• _Recorded data_:
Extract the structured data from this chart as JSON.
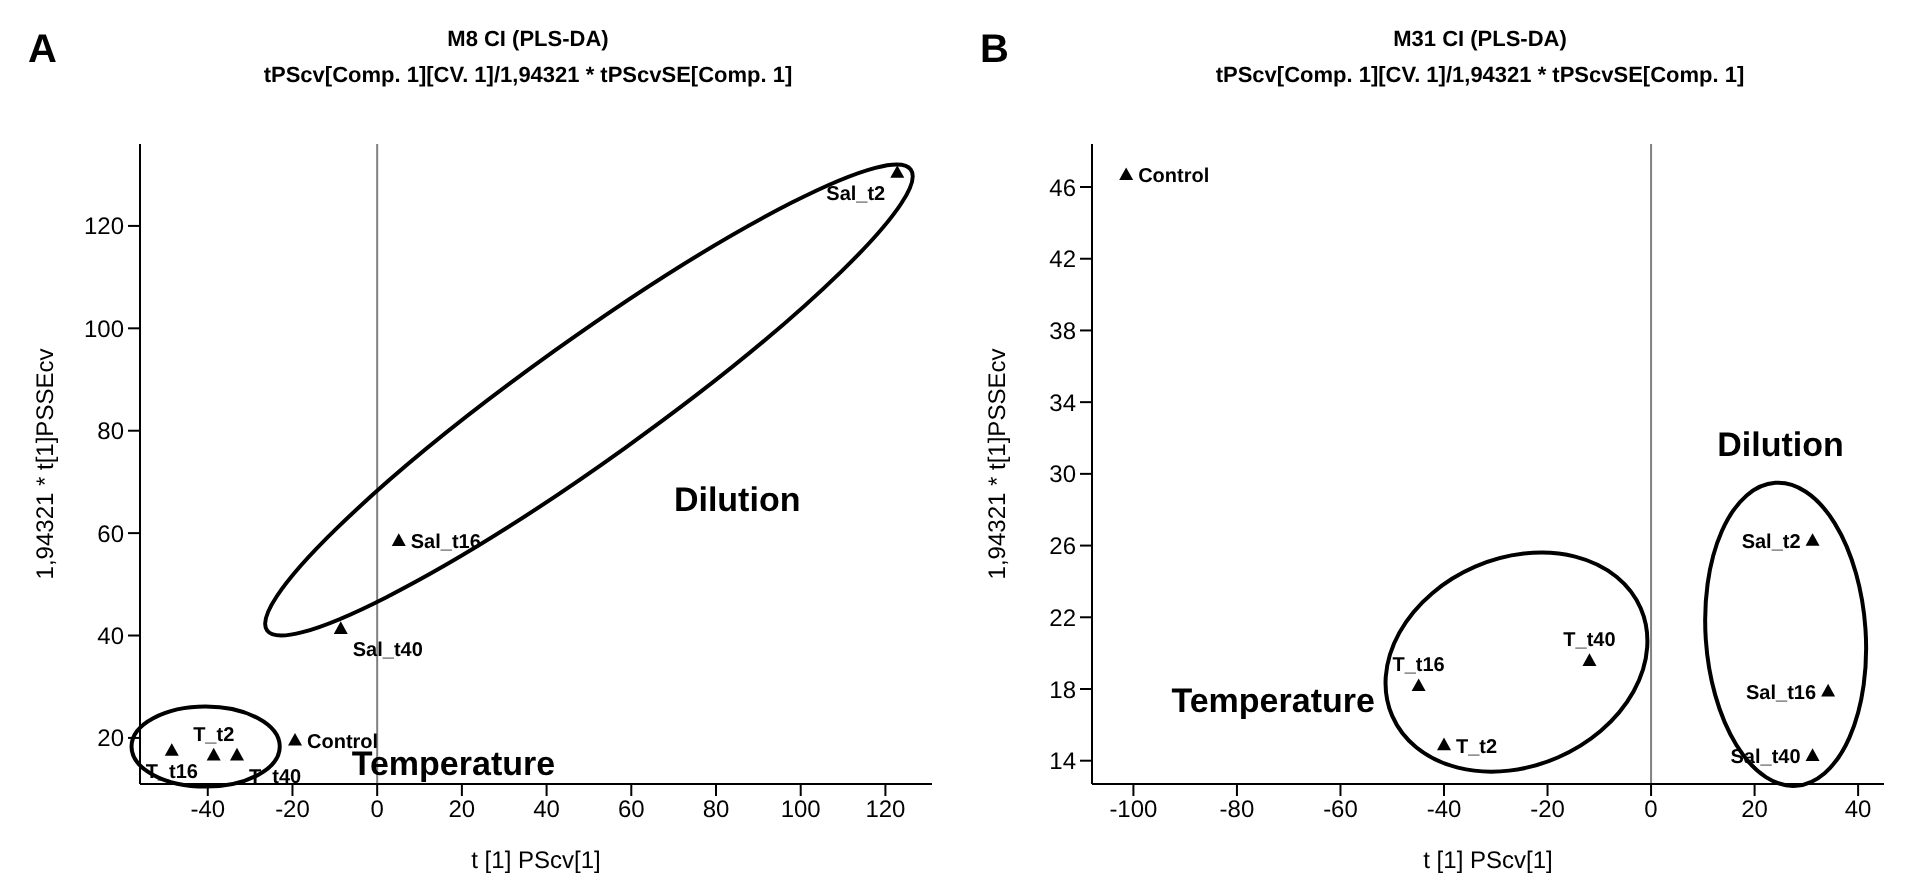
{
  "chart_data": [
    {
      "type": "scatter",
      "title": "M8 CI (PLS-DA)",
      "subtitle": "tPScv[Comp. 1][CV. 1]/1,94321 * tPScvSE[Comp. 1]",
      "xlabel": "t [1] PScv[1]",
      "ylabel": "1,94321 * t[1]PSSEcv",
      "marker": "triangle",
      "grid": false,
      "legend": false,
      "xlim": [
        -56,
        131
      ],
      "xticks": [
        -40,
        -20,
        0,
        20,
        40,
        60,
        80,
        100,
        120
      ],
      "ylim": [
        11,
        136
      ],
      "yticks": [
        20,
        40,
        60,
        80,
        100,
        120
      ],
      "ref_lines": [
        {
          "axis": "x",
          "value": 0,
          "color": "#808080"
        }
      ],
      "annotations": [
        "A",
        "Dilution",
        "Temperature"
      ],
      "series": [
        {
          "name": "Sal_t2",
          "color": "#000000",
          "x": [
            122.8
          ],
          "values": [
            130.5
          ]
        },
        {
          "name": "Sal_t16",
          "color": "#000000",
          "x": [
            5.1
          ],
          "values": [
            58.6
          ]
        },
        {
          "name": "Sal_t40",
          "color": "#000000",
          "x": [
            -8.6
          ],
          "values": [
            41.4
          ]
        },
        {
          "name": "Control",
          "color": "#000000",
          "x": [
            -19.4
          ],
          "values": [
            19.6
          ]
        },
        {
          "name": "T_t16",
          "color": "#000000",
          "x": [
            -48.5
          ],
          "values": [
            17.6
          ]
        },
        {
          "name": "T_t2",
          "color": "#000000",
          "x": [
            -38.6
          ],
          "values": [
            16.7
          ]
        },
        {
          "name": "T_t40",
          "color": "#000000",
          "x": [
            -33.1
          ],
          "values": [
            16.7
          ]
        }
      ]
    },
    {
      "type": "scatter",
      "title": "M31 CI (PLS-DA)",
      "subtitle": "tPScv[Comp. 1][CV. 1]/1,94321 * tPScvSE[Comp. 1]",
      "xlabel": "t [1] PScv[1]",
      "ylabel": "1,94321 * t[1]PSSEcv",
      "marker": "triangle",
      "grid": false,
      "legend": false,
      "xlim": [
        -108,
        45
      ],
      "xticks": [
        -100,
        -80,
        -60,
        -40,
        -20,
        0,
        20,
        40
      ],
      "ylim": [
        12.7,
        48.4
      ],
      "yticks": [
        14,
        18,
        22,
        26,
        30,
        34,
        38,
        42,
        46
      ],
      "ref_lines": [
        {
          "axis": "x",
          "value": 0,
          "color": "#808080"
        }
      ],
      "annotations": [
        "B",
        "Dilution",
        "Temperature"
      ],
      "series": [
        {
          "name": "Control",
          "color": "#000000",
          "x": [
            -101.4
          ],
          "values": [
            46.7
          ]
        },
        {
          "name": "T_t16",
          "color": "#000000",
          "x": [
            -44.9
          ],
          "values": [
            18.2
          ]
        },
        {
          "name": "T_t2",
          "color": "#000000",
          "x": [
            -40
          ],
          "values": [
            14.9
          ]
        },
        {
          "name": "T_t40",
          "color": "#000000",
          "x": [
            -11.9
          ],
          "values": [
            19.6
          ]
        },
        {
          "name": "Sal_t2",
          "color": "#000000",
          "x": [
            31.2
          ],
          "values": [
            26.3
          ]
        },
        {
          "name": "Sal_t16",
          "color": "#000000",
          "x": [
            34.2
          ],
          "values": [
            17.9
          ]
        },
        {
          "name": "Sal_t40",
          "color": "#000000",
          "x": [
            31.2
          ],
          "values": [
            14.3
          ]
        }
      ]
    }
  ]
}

• _Work to do_: Copy all the entries word for word. Omit any pictures.

• _Solution for this task_:
Extract the structured data from this chart as JSON.
{
  "chart_data": [
    {
      "type": "scatter",
      "title": "M8 CI (PLS-DA)",
      "subtitle": "tPScv[Comp. 1][CV. 1]/1,94321 * tPScvSE[Comp. 1]",
      "xlabel": "t [1] PScv[1]",
      "ylabel": "1,94321 * t[1]PSSEcv",
      "marker": "triangle",
      "grid": false,
      "legend": false,
      "xlim": [
        -56,
        131
      ],
      "xticks": [
        -40,
        -20,
        0,
        20,
        40,
        60,
        80,
        100,
        120
      ],
      "ylim": [
        11,
        136
      ],
      "yticks": [
        20,
        40,
        60,
        80,
        100,
        120
      ],
      "ref_lines": [
        {
          "axis": "x",
          "value": 0,
          "color": "#808080"
        }
      ],
      "annotations": [
        "A",
        "Dilution",
        "Temperature"
      ],
      "series": [
        {
          "name": "Sal_t2",
          "color": "#000000",
          "x": [
            122.8
          ],
          "values": [
            130.5
          ]
        },
        {
          "name": "Sal_t16",
          "color": "#000000",
          "x": [
            5.1
          ],
          "values": [
            58.6
          ]
        },
        {
          "name": "Sal_t40",
          "color": "#000000",
          "x": [
            -8.6
          ],
          "values": [
            41.4
          ]
        },
        {
          "name": "Control",
          "color": "#000000",
          "x": [
            -19.4
          ],
          "values": [
            19.6
          ]
        },
        {
          "name": "T_t16",
          "color": "#000000",
          "x": [
            -48.5
          ],
          "values": [
            17.6
          ]
        },
        {
          "name": "T_t2",
          "color": "#000000",
          "x": [
            -38.6
          ],
          "values": [
            16.7
          ]
        },
        {
          "name": "T_t40",
          "color": "#000000",
          "x": [
            -33.1
          ],
          "values": [
            16.7
          ]
        }
      ]
    },
    {
      "type": "scatter",
      "title": "M31 CI (PLS-DA)",
      "subtitle": "tPScv[Comp. 1][CV. 1]/1,94321 * tPScvSE[Comp. 1]",
      "xlabel": "t [1] PScv[1]",
      "ylabel": "1,94321 * t[1]PSSEcv",
      "marker": "triangle",
      "grid": false,
      "legend": false,
      "xlim": [
        -108,
        45
      ],
      "xticks": [
        -100,
        -80,
        -60,
        -40,
        -20,
        0,
        20,
        40
      ],
      "ylim": [
        12.7,
        48.4
      ],
      "yticks": [
        14,
        18,
        22,
        26,
        30,
        34,
        38,
        42,
        46
      ],
      "ref_lines": [
        {
          "axis": "x",
          "value": 0,
          "color": "#808080"
        }
      ],
      "annotations": [
        "B",
        "Dilution",
        "Temperature"
      ],
      "series": [
        {
          "name": "Control",
          "color": "#000000",
          "x": [
            -101.4
          ],
          "values": [
            46.7
          ]
        },
        {
          "name": "T_t16",
          "color": "#000000",
          "x": [
            -44.9
          ],
          "values": [
            18.2
          ]
        },
        {
          "name": "T_t2",
          "color": "#000000",
          "x": [
            -40
          ],
          "values": [
            14.9
          ]
        },
        {
          "name": "T_t40",
          "color": "#000000",
          "x": [
            -11.9
          ],
          "values": [
            19.6
          ]
        },
        {
          "name": "Sal_t2",
          "color": "#000000",
          "x": [
            31.2
          ],
          "values": [
            26.3
          ]
        },
        {
          "name": "Sal_t16",
          "color": "#000000",
          "x": [
            34.2
          ],
          "values": [
            17.9
          ]
        },
        {
          "name": "Sal_t40",
          "color": "#000000",
          "x": [
            31.2
          ],
          "values": [
            14.3
          ]
        }
      ]
    }
  ]
}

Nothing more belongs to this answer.